#### Dataset records
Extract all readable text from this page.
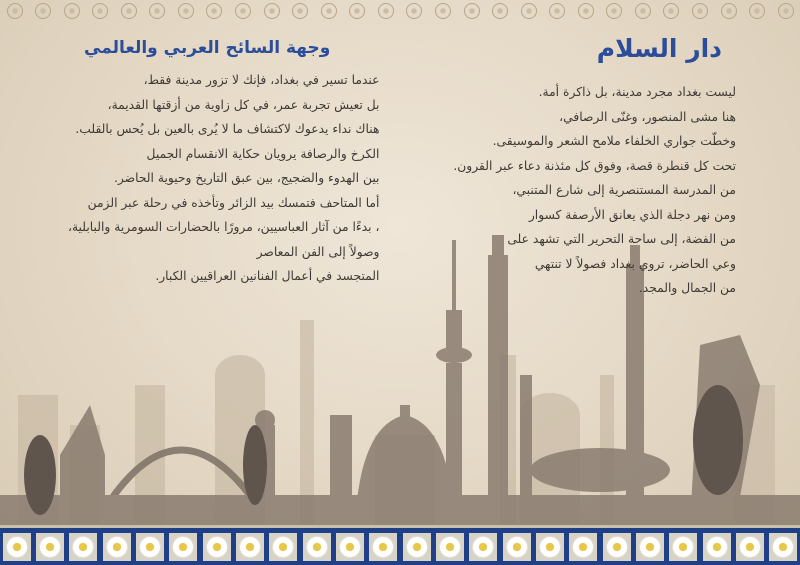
دار السلام
ليست بغداد مجرد مدينة، بل ذاكرة أمة.
هنا مشى المنصور، وغنّى الرصافي،
وخطّت جواري الخلفاء ملامح الشعر والموسيقى.
تحت كل قنطرة قصة، وفوق كل مئذنة دعاء عبر القرون.
من المدرسة المستنصرية إلى شارع المتنبي،
ومن نهر دجلة الذي يعانق الأرصفة كسوار
من الفضة، إلى ساحة التحرير التي تشهد على
وعي الحاضر، تروي بغداد فصولاً لا تنتهي
من الجمال والمجد.
وجهة السائح العربي والعالمي
عندما تسير في بغداد، فإنك لا تزور مدينة فقط،
بل تعيش تجربة عمر، في كل زاوية من أزقتها القديمة،
هناك نداء يدعوك لاكتشاف ما لا يُرى بالعين بل يُحس بالقلب.
الكرخ والرصافة يرويان حكاية الانقسام الجميل
بين الهدوء والضجيج، بين عبق التاريخ وحيوية الحاضر.
أما المتاحف فتمسك بيد الزائر وتأخذه في رحلة عبر الزمن
، بدءًا من آثار العباسيين، مرورًا بالحضارات السومرية والبابلية،
وصولاً إلى الفن المعاصر
المتجسد في أعمال الفنانين العراقيين الكبار.
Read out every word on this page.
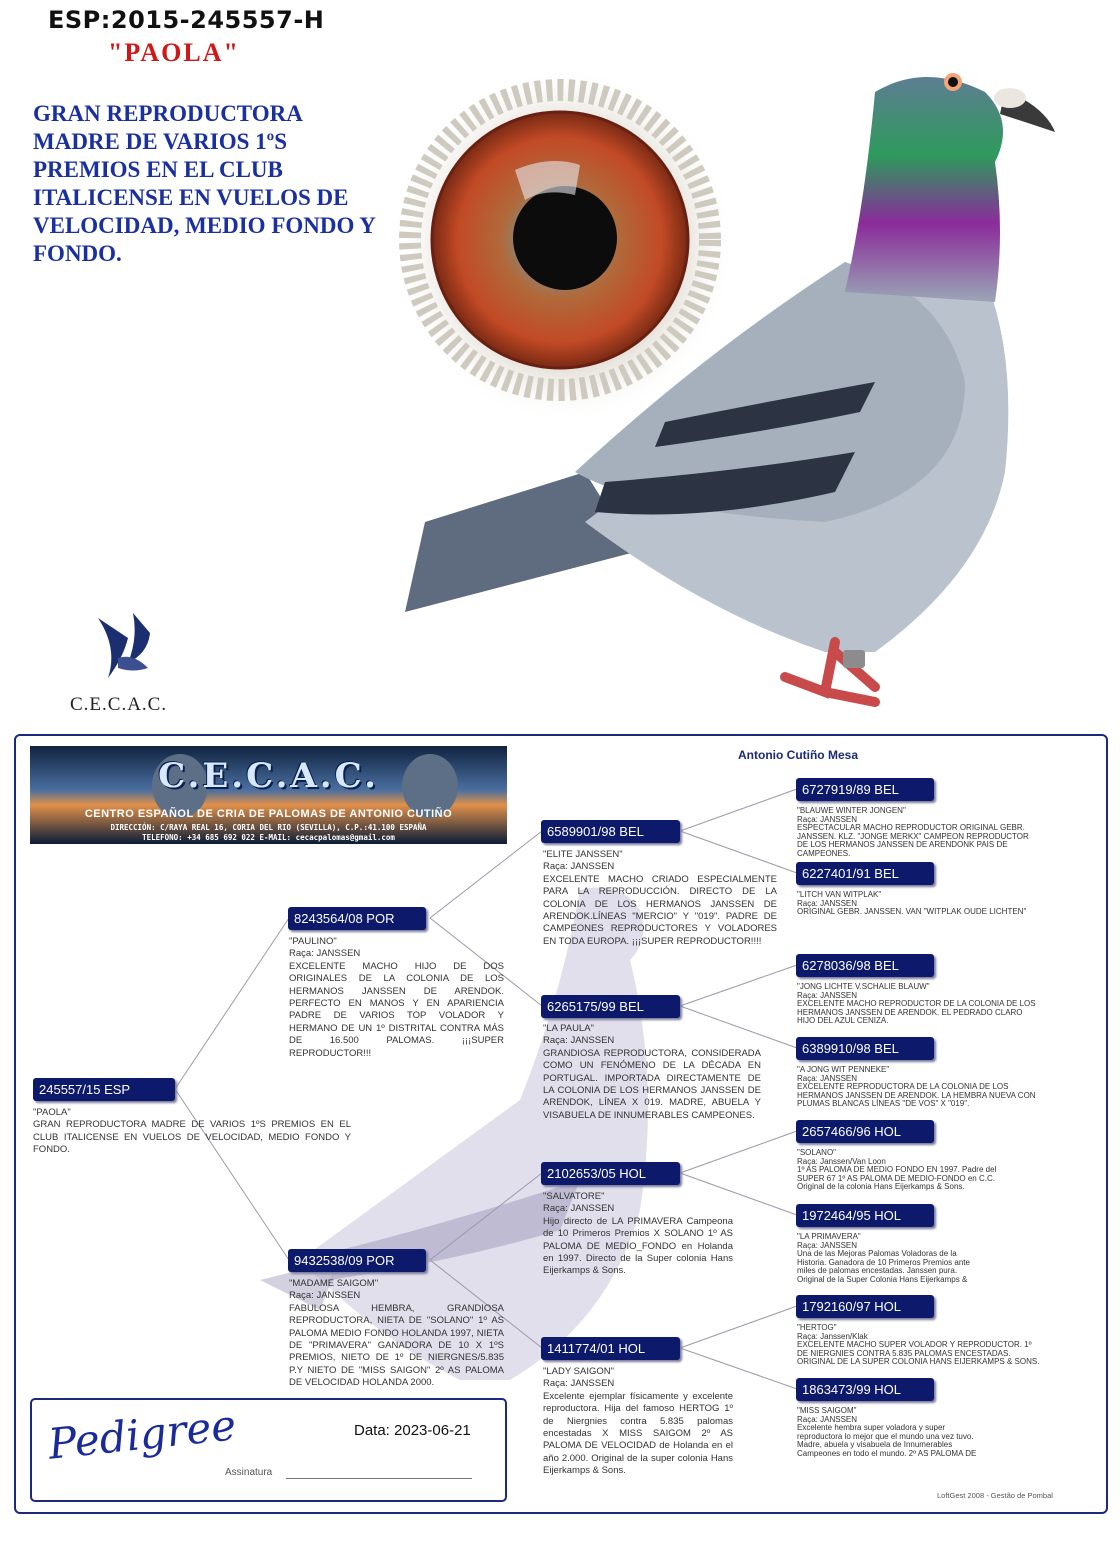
ESP:2015-245557-H
"PAOLA"
GRAN REPRODUCTORA MADRE DE VARIOS 1ºS PREMIOS EN EL CLUB ITALICENSE EN VUELOS DE VELOCIDAD, MEDIO FONDO Y FONDO.
C.E.C.A.C.
C.E.C.A.C.
CENTRO ESPAÑOL DE CRIA DE PALOMAS DE ANTONIO CUTIÑO
DIRECCIÓN: C/RAYA REAL 16, CORIA DEL RIO (SEVILLA), C.P.:41.100 ESPAÑA
TELEFONO: +34 685 692 022 E-MAIL: cecacpalomas@gmail.com
Antonio Cutiño Mesa
245557/15 ESP
"PAOLA"
GRAN REPRODUCTORA MADRE DE VARIOS 1ºS PREMIOS EN EL CLUB ITALICENSE EN VUELOS DE VELOCIDAD, MEDIO FONDO Y FONDO.
8243564/08 POR
"PAULINO"
Raça: JANSSEN
EXCELENTE MACHO HIJO DE DOS ORIGINALES DE LA COLONIA DE LOS HERMANOS JANSSEN DE ARENDOK. PERFECTO EN MANOS Y EN APARIENCIA PADRE DE VARIOS TOP VOLADOR Y HERMANO DE UN 1º DISTRITAL CONTRA MÁS DE 16.500 PALOMAS. ¡¡¡SUPER REPRODUCTOR!!!
9432538/09 POR
"MADAME SAIGOM"
Raça: JANSSEN
FABULOSA HEMBRA, GRANDIOSA REPRODUCTORA, NIETA DE "SOLANO" 1º AS PALOMA MEDIO FONDO HOLANDA 1997, NIETA DE "PRIMAVERA" GANADORA DE 10 X 1ºS PREMIOS, NIETO DE 1º DE NIERGNES/5.835 P.Y NIETO DE "MISS SAIGON" 2º AS PALOMA DE VELOCIDAD HOLANDA 2000.
6589901/98 BEL
"ELITE JANSSEN"
Raça: JANSSEN
EXCELENTE MACHO CRIADO ESPECIALMENTE PARA LA REPRODUCCIÓN. DIRECTO DE LA COLONIA DE LOS HERMANOS JANSSEN DE ARENDOK.LÍNEAS "MERCIO" Y "019". PADRE DE CAMPEONES REPRODUCTORES Y VOLADORES EN TODA EUROPA. ¡¡¡SUPER REPRODUCTOR!!!!
6265175/99 BEL
"LA PAULA"
Raça: JANSSEN
GRANDIOSA REPRODUCTORA, CONSIDERADA COMO UN FENÓMENO DE LA DÉCADA EN PORTUGAL. IMPORTADA DIRECTAMENTE DE LA COLONIA DE LOS HERMANOS JANSSEN DE ARENDOK, LÍNEA X 019. MADRE, ABUELA Y VISABUELA DE INNUMERABLES CAMPEONES.
2102653/05 HOL
"SALVATORE"
Raça: JANSSEN
Hijo directo de LA PRIMAVERA Campeona de 10 Primeros Premios X SOLANO 1º AS PALOMA DE MEDIO_FONDO en Holanda en 1997. Directo de la Super colonia Hans Eijerkamps & Sons.
1411774/01 HOL
"LADY SAIGON"
Raça: JANSSEN
Excelente ejemplar físicamente y excelente reproductora. Hija del famoso HERTOG 1º de Niergnies contra 5.835 palomas encestadas X MISS SAIGOM 2º AS PALOMA DE VELOCIDAD de Holanda en el año 2.000. Original de la super colonia Hans Eijerkamps & Sons.
6727919/89 BEL
"BLAUWE WINTER JONGEN"
Raça: JANSSEN
ESPECTACULAR MACHO REPRODUCTOR ORIGINAL GEBR. JANSSEN. KLZ. "JONGE MERKX" CAMPEON REPRODUCTOR DE LOS HERMANOS JANSSEN DE ARENDONK PAIS DE CAMPEONES.
6227401/91 BEL
"LITCH VAN WITPLAK"
Raça: JANSSEN
ORIGINAL GEBR. JANSSEN. VAN "WITPLAK OUDE LICHTEN"
6278036/98 BEL
"JONG LICHTE V.SCHALIE BLAUW"
Raça: JANSSEN
EXCELENTE MACHO REPRODUCTOR DE LA COLONIA DE LOS HERMANOS JANSSEN DE ARENDOK. EL PEDRADO CLARO HIJO DEL AZUL CENIZA.
6389910/98 BEL
"A JONG WIT PENNEKE"
Raça: JANSSEN
EXCELENTE REPRODUCTORA DE LA COLONIA DE LOS HERMANOS JANSSEN DE ARENDOK. LA HEMBRA NUEVA CON PLUMAS BLANCAS LÍNEAS "DE VOS" X "019".
2657466/96 HOL
"SOLANO"
Raça: Janssen/Van Loon
1º AS PALOMA DE MEDIO FONDO EN 1997. Padre del SUPER 67 1º AS PALOMA DE MEDIO-FONDO en C.C. Original de la colonia Hans Eijerkamps & Sons.
1972464/95 HOL
"LA PRIMAVERA"
Raça: JANSSEN
Una de las Mejoras Palomas Voladoras de la Historia. Ganadora de 10 Primeros Premios ante miles de palomas encestadas. Janssen pura. Original de la Super Colonia Hans Eijerkamps &
1792160/97 HOL
"HERTOG"
Raça: Janssen/Klak
EXCELENTE MACHO SUPER VOLADOR Y REPRODUCTOR. 1º DE NIERGNIES CONTRA 5.835 PALOMAS ENCESTADAS. ORIGINAL DE LA SUPER COLONIA HANS EIJERKAMPS & SONS.
1863473/99 HOL
"MISS SAIGOM"
Raça: JANSSEN
Excelente hembra super voladora y super reproductora lo mejor que el mundo una vez tuvo. Madre, abuela y visabuela de Innumerables Campeones en todo el mundo. 2º AS PALOMA DE
Pedigree	Data: 2023-06-21
Assinatura
LoftGest 2008 - Gestão de Pombal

#### The problem
Return every line of the records exactly as given, pictures excluded.

#### Full output
Extract all readable text from this page.
دار السلام
ليست بغداد مجرد مدينة، بل ذاكرة أمة.
هنا مشى المنصور، وغنّى الرصافي،
وخطّت جواري الخلفاء ملامح الشعر والموسيقى.
تحت كل قنطرة قصة، وفوق كل مئذنة دعاء عبر القرون.
من المدرسة المستنصرية إلى شارع المتنبي،
ومن نهر دجلة الذي يعانق الأرصفة كسوار
من الفضة، إلى ساحة التحرير التي تشهد على
وعي الحاضر، تروي بغداد فصولاً لا تنتهي
من الجمال والمجد.
وجهة السائح العربي والعالمي
عندما تسير في بغداد، فإنك لا تزور مدينة فقط،
بل تعيش تجربة عمر، في كل زاوية من أزقتها القديمة،
هناك نداء يدعوك لاكتشاف ما لا يُرى بالعين بل يُحس بالقلب.
الكرخ والرصافة يرويان حكاية الانقسام الجميل
بين الهدوء والضجيج، بين عبق التاريخ وحيوية الحاضر.
أما المتاحف فتمسك بيد الزائر وتأخذه في رحلة عبر الزمن
، بدءًا من آثار العباسيين، مرورًا بالحضارات السومرية والبابلية،
وصولاً إلى الفن المعاصر
المتجسد في أعمال الفنانين العراقيين الكبار.
Read out every word on this page.
ESP:2015-245557-H
"PAOLA"
GRAN REPRODUCTORA MADRE DE VARIOS 1ºS PREMIOS EN EL CLUB ITALICENSE EN VUELOS DE VELOCIDAD, MEDIO FONDO Y FONDO.
C.E.C.A.C.
C.E.C.A.C.
CENTRO ESPAÑOL DE CRIA DE PALOMAS DE ANTONIO CUTIÑO
DIRECCIÓN: C/RAYA REAL 16, CORIA DEL RIO (SEVILLA), C.P.:41.100 ESPAÑA
TELEFONO: +34 685 692 022 E-MAIL: cecacpalomas@gmail.com
Antonio Cutiño Mesa
245557/15 ESP
"PAOLA"
GRAN REPRODUCTORA MADRE DE VARIOS 1ºS PREMIOS EN EL CLUB ITALICENSE EN VUELOS DE VELOCIDAD, MEDIO FONDO Y FONDO.
8243564/08 POR
"PAULINO"
Raça: JANSSEN
EXCELENTE MACHO HIJO DE DOS ORIGINALES DE LA COLONIA DE LOS HERMANOS JANSSEN DE ARENDOK. PERFECTO EN MANOS Y EN APARIENCIA PADRE DE VARIOS TOP VOLADOR Y HERMANO DE UN 1º DISTRITAL CONTRA MÁS DE 16.500 PALOMAS. ¡¡¡SUPER REPRODUCTOR!!!
9432538/09 POR
"MADAME SAIGOM"
Raça: JANSSEN
FABULOSA HEMBRA, GRANDIOSA REPRODUCTORA, NIETA DE "SOLANO" 1º AS PALOMA MEDIO FONDO HOLANDA 1997, NIETA DE "PRIMAVERA" GANADORA DE 10 X 1ºS PREMIOS, NIETO DE 1º DE NIERGNES/5.835 P.Y NIETO DE "MISS SAIGON" 2º AS PALOMA DE VELOCIDAD HOLANDA 2000.
6589901/98 BEL
"ELITE JANSSEN"
Raça: JANSSEN
EXCELENTE MACHO CRIADO ESPECIALMENTE PARA LA REPRODUCCIÓN. DIRECTO DE LA COLONIA DE LOS HERMANOS JANSSEN DE ARENDOK.LÍNEAS "MERCIO" Y "019". PADRE DE CAMPEONES REPRODUCTORES Y VOLADORES EN TODA EUROPA. ¡¡¡SUPER REPRODUCTOR!!!!
6265175/99 BEL
"LA PAULA"
Raça: JANSSEN
GRANDIOSA REPRODUCTORA, CONSIDERADA COMO UN FENÓMENO DE LA DÉCADA EN PORTUGAL. IMPORTADA DIRECTAMENTE DE LA COLONIA DE LOS HERMANOS JANSSEN DE ARENDOK, LÍNEA X 019. MADRE, ABUELA Y VISABUELA DE INNUMERABLES CAMPEONES.
2102653/05 HOL
"SALVATORE"
Raça: JANSSEN
Hijo directo de LA PRIMAVERA Campeona de 10 Primeros Premios X SOLANO 1º AS PALOMA DE MEDIO_FONDO en Holanda en 1997. Directo de la Super colonia Hans Eijerkamps & Sons.
1411774/01 HOL
"LADY SAIGON"
Raça: JANSSEN
Excelente ejemplar físicamente y excelente reproductora. Hija del famoso HERTOG 1º de Niergnies contra 5.835 palomas encestadas X MISS SAIGOM 2º AS PALOMA DE VELOCIDAD de Holanda en el año 2.000. Original de la super colonia Hans Eijerkamps & Sons.
6727919/89 BEL
"BLAUWE WINTER JONGEN"
Raça: JANSSEN
ESPECTACULAR MACHO REPRODUCTOR ORIGINAL GEBR. JANSSEN. KLZ. "JONGE MERKX" CAMPEON REPRODUCTOR DE LOS HERMANOS JANSSEN DE ARENDONK PAIS DE CAMPEONES.
6227401/91 BEL
"LITCH VAN WITPLAK"
Raça: JANSSEN
ORIGINAL GEBR. JANSSEN. VAN "WITPLAK OUDE LICHTEN"
6278036/98 BEL
"JONG LICHTE V.SCHALIE BLAUW"
Raça: JANSSEN
EXCELENTE MACHO REPRODUCTOR DE LA COLONIA DE LOS HERMANOS JANSSEN DE ARENDOK. EL PEDRADO CLARO HIJO DEL AZUL CENIZA.
6389910/98 BEL
"A JONG WIT PENNEKE"
Raça: JANSSEN
EXCELENTE REPRODUCTORA DE LA COLONIA DE LOS HERMANOS JANSSEN DE ARENDOK. LA HEMBRA NUEVA CON PLUMAS BLANCAS LÍNEAS "DE VOS" X "019".
2657466/96 HOL
"SOLANO"
Raça: Janssen/Van Loon
1º AS PALOMA DE MEDIO FONDO EN 1997. Padre del SUPER 67 1º AS PALOMA DE MEDIO-FONDO en C.C. Original de la colonia Hans Eijerkamps & Sons.
1972464/95 HOL
"LA PRIMAVERA"
Raça: JANSSEN
Una de las Mejoras Palomas Voladoras de la Historia. Ganadora de 10 Primeros Premios ante miles de palomas encestadas. Janssen pura. Original de la Super Colonia Hans Eijerkamps &
1792160/97 HOL
"HERTOG"
Raça: Janssen/Klak
EXCELENTE MACHO SUPER VOLADOR Y REPRODUCTOR. 1º DE NIERGNIES CONTRA 5.835 PALOMAS ENCESTADAS. ORIGINAL DE LA SUPER COLONIA HANS EIJERKAMPS & SONS.
1863473/99 HOL
"MISS SAIGOM"
Raça: JANSSEN
Excelente hembra super voladora y super reproductora lo mejor que el mundo una vez tuvo. Madre, abuela y visabuela de Innumerables Campeones en todo el mundo. 2º AS PALOMA DE
Pedigree	Data: 2023-06-21
Assinatura
LoftGest 2008 - Gestão de Pombal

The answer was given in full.